Set exercise: Reproduce every entry that follows word for word, but omit the images.

[Rows from a dataset]
::::::

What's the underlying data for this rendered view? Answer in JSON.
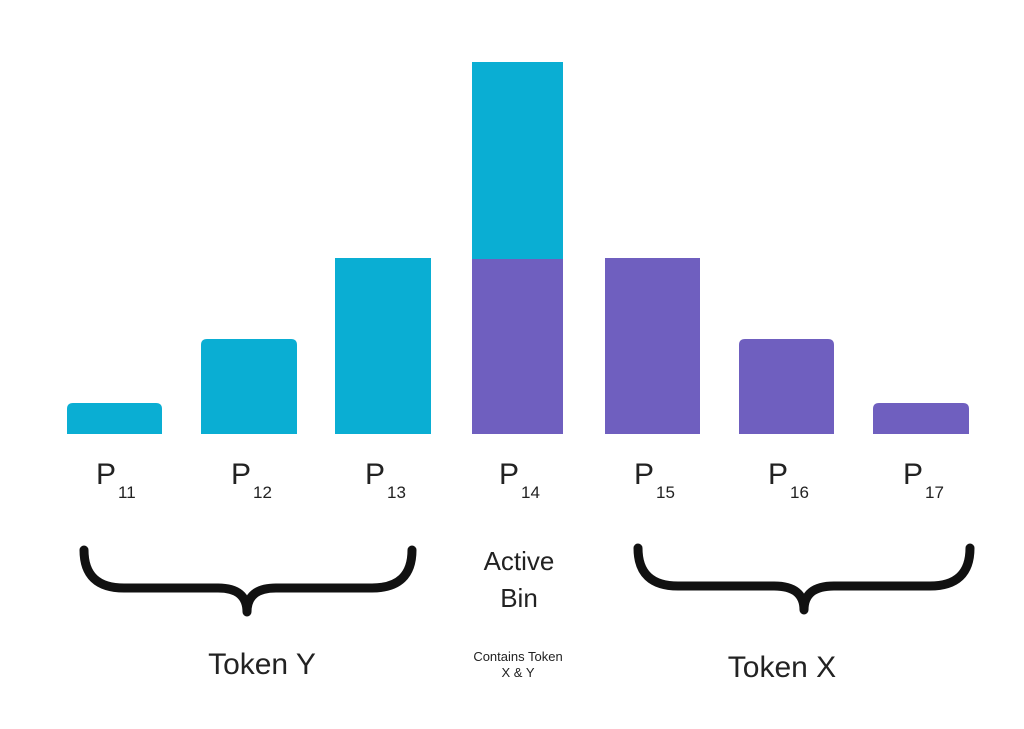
{
  "bins": [
    {
      "base": "P",
      "sub": "11"
    },
    {
      "base": "P",
      "sub": "12"
    },
    {
      "base": "P",
      "sub": "13"
    },
    {
      "base": "P",
      "sub": "14"
    },
    {
      "base": "P",
      "sub": "15"
    },
    {
      "base": "P",
      "sub": "16"
    },
    {
      "base": "P",
      "sub": "17"
    }
  ],
  "token_y": "Token Y",
  "token_x": "Token X",
  "active_bin": {
    "lines": [
      "Active",
      "Bin"
    ],
    "note": [
      "Contains Token",
      "X & Y"
    ]
  }
}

::::::

Written solution:
What's the underlying data for this rendered view? Answer in JSON.
{
  "bins": [
    {
      "base": "P",
      "sub": "11"
    },
    {
      "base": "P",
      "sub": "12"
    },
    {
      "base": "P",
      "sub": "13"
    },
    {
      "base": "P",
      "sub": "14"
    },
    {
      "base": "P",
      "sub": "15"
    },
    {
      "base": "P",
      "sub": "16"
    },
    {
      "base": "P",
      "sub": "17"
    }
  ],
  "token_y": "Token Y",
  "token_x": "Token X",
  "active_bin": {
    "lines": [
      "Active",
      "Bin"
    ],
    "note": [
      "Contains Token",
      "X & Y"
    ]
  }
}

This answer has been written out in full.